= SELECTED EXTRACT =
Palermo Centrale is the main railway station of the Italian city of Palermo, capital of Sicily. It is one of the most important "FS" stations of Italy. Along with Catania Centrale, Messina Centrale and Syracuse it is one of the most important stations of its region. It is owned by the Ferrovie dello Stato, the national rail company of Italy.

History
The railway station, designed by the Italian architect Di Giovanni, was opened on 7 June 1886. Still 1941 it was characterized by a big roof with a structure in iron and glass, substituted in the early 1950s with a reinforced concrete structure.

Structure and transport
Palermo Centrale lies in the middle of the city, at Julius Caesar square (Piazza Giulio Cesare), and its building has a multi-level structure. It is a terminal station with 10 platforms for passenger service.

The station is situated on the lines Messina-Palermo and Palermo-Trapani. It is also the terminal of Palermo-Catania and Palermo-Agrigento lines.

= DATASET CONTENT =
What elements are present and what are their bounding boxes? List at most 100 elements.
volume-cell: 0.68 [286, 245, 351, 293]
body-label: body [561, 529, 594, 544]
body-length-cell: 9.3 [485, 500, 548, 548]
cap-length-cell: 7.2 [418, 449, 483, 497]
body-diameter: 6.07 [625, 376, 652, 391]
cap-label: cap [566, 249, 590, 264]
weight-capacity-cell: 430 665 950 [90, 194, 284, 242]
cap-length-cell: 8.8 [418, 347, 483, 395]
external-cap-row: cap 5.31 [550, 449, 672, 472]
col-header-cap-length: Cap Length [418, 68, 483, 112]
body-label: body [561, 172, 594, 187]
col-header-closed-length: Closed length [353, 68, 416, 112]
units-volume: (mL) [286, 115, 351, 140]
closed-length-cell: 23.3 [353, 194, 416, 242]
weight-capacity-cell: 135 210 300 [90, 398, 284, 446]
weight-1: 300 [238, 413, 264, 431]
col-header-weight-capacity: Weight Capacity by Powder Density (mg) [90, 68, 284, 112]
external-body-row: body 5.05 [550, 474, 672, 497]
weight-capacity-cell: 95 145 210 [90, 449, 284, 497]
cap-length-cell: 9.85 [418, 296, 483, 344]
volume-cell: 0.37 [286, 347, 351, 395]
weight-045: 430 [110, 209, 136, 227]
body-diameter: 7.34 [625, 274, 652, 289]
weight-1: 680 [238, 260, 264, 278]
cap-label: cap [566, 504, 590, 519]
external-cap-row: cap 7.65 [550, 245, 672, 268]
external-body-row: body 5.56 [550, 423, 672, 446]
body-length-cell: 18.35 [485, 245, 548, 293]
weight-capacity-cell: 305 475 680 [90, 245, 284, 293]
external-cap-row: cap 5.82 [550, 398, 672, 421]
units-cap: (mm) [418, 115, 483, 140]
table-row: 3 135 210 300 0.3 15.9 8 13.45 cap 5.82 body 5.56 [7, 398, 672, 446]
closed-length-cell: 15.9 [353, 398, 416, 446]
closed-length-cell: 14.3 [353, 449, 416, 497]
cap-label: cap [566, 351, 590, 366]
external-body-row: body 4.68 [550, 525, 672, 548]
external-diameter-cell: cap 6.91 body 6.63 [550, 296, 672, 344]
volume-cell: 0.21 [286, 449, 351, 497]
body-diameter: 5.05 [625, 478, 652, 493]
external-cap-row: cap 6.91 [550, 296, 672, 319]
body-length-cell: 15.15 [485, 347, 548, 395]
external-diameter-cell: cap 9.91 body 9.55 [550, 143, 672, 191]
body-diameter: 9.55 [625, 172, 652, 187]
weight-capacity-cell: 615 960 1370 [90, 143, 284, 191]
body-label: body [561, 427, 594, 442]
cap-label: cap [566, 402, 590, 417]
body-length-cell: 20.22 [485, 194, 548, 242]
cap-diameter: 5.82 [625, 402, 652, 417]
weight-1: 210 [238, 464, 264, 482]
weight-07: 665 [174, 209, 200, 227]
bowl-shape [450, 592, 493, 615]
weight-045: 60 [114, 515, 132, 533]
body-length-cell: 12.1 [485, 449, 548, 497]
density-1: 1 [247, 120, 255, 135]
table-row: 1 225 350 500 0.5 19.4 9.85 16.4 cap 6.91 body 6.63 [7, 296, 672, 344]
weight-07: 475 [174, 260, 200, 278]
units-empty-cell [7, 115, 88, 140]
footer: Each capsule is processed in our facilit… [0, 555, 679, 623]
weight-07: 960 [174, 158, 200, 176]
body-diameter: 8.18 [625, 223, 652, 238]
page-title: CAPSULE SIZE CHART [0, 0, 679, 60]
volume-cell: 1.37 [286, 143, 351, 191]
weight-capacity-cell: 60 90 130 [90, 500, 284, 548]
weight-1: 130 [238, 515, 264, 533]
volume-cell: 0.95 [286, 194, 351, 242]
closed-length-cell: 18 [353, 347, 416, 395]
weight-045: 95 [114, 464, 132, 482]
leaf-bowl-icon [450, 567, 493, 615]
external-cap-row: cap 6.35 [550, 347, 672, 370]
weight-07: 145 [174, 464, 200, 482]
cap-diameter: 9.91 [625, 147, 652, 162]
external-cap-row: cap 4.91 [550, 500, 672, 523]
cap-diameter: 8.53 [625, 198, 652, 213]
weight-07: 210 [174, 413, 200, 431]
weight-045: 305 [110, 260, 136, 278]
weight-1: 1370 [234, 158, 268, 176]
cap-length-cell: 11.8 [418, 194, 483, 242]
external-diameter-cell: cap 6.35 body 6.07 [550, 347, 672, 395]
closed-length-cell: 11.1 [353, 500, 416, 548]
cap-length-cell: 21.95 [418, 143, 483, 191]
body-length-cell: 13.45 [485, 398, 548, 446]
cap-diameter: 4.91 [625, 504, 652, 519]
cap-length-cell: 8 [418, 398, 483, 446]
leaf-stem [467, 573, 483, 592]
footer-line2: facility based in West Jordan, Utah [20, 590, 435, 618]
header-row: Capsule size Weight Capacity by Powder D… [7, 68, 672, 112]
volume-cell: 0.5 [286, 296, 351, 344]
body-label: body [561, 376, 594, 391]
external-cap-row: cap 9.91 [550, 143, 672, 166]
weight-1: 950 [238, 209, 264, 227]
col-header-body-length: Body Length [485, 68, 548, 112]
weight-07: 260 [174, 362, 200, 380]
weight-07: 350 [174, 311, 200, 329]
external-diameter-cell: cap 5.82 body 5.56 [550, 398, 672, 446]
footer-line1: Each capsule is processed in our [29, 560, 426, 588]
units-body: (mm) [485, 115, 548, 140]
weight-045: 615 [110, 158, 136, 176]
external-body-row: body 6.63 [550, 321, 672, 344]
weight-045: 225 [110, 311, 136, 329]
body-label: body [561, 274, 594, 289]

= PROBLEM =
Revise the passage of the Palermo Centrale text that begins with "Palermo Centrale is" and ends with "reinforced concrete structure.", changing "big roof" to "large roof". The entries have no connection to the text about Palermo Centrale.

= EXPECTED ANSWER =
Palermo Centrale is the main railway station of the Italian city of Palermo, capital of Sicily. It is one of the most important "FS" stations of Italy. Along with Catania Centrale, Messina Centrale and Syracuse it is one of the most important stations of its region. It is owned by the Ferrovie dello Stato, the national rail company of Italy.

History
The railway station, designed by the Italian architect Di Giovanni, was opened on 7 June 1886. Still 1941 it was characterized by a large roof with a structure in iron and glass, substituted in the early 1950s with a reinforced concrete structure.